## Selection
IPFW fwd issue.

Julian Elischer julian at elischer.org
Fri Oct 3 04:36:48 UTC 2008


Dan Johnson wrote:
> On Fri, Oct 3, 2008 at 12:01 AM, Julian Elischer <julian at elischer.org>wrote:
> 
>> Dan Johnson wrote:
>>
>>> After beating my head against this for days I ran out of places to look
>>> for
>>> information, and almost sent this as a help request instead of an
>>> observation. So excuse the present tense.
>>>
>>>
>>> All I am actually trying to accomplish is a simple (This worked flawless
>>> last i tried under 4.5) squid transparent proxy.
>>>
>> so, what revision are you trying to do this on?
>> I think in 6.1 it was disabled without an extra option. (see in LINT)
>>
> 
> 7.0-Release.  In my research I'd found that in 6 and I believe some point in
> 5.x  the option IPFIREWALL_FORWARD_EXTENDED was needed for this
> configuration, but apparently it was switched back for 7.

## Stated goal 1
Answer these questions from the IPFW post:
(a) Under which version did the squid transparent proxy last work without trouble?
(b) Which release was Dan Johnson running?
(c) Which option did he find was needed in 6 and possibly some point in 5.x?
## Stated goal 2
Reproduce everything in the IPFW post from "Julian Elischer julian" down to "the present tense.".

## Data listing

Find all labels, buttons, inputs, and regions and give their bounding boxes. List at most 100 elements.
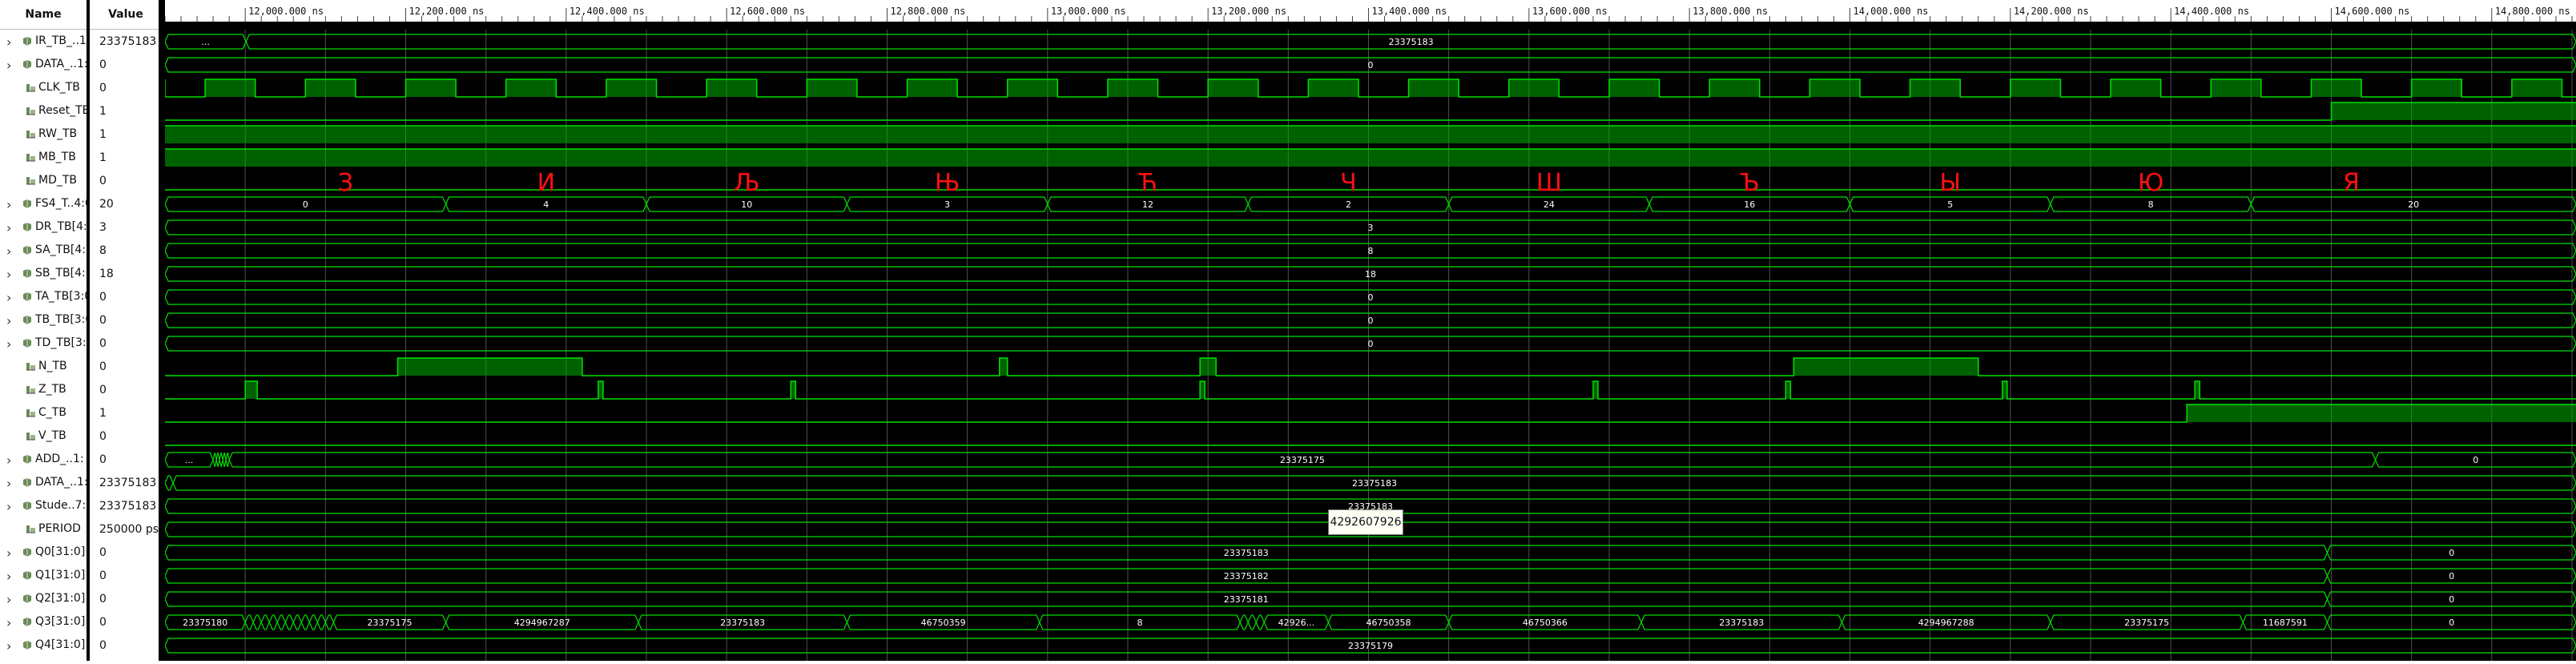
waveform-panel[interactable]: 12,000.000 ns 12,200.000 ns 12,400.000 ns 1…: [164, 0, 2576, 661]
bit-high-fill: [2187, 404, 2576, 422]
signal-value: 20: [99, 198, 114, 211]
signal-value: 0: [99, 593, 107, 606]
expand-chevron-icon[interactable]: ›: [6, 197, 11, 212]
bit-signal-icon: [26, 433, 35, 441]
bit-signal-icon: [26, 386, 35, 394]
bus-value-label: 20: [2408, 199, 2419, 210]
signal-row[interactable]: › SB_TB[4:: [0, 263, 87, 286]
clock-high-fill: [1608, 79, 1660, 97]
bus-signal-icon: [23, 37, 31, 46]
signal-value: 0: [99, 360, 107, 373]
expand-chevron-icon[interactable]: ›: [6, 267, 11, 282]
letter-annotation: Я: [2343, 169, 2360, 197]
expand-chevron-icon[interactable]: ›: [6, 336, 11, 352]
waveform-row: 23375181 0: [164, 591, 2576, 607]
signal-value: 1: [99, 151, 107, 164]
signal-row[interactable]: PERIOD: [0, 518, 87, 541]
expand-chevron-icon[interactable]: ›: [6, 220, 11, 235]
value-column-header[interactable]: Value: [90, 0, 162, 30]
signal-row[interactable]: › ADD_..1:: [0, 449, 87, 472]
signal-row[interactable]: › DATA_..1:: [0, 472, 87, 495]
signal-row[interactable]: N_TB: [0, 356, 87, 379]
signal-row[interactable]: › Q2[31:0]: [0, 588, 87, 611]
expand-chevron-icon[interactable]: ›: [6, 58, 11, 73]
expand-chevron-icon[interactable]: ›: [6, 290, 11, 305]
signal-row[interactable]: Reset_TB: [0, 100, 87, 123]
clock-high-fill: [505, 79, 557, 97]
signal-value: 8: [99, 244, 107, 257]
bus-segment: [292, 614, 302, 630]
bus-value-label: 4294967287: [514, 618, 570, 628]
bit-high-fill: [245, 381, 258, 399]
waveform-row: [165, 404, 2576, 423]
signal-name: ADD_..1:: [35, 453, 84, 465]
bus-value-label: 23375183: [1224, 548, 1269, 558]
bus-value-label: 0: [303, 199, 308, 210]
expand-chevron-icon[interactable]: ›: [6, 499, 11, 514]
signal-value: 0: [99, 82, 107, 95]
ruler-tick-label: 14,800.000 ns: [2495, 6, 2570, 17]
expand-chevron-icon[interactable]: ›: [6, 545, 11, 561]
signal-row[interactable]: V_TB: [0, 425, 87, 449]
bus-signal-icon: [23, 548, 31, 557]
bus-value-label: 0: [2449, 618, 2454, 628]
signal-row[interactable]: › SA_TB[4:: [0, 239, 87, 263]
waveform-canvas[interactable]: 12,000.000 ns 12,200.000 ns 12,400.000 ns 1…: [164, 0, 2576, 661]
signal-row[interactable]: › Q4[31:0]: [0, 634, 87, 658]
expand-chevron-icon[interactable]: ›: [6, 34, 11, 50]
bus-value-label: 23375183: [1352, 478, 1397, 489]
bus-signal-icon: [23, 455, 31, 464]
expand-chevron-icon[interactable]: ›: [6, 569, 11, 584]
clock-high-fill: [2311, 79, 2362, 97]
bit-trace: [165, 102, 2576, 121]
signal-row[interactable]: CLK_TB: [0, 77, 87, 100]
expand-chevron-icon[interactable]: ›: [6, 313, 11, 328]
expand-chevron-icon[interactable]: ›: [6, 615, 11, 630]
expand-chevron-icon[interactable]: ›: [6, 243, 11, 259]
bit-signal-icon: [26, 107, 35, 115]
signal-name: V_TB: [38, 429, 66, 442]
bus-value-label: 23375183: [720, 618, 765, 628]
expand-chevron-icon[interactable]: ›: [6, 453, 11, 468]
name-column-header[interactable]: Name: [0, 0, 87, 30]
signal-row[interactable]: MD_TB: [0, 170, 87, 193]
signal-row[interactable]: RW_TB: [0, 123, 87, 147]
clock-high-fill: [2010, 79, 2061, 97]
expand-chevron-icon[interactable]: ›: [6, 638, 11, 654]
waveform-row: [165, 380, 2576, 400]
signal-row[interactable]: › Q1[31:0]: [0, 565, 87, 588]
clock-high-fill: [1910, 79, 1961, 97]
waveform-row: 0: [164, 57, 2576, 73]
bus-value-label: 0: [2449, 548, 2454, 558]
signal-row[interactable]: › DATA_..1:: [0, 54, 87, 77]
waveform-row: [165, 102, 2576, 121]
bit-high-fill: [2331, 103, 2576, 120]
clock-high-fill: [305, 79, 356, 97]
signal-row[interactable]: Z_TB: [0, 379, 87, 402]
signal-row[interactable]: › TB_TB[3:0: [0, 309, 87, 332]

## Full output 1
(a) 4.5
(b) 7.0-Release
(c) IPFIREWALL_FORWARD_EXTENDED

## Full output 2
Julian Elischer julian at elischer.org
Fri Oct 3 04:36:48 UTC 2008


Dan Johnson wrote:
> On Fri, Oct 3, 2008 at 12:01 AM, Julian Elischer <julian at elischer.org>wrote:
> 
>> Dan Johnson wrote:
>>
>>> After beating my head against this for days I ran out of places to look
>>> for
>>> information, and almost sent this as a help request instead of an
>>> observation. So excuse the present tense.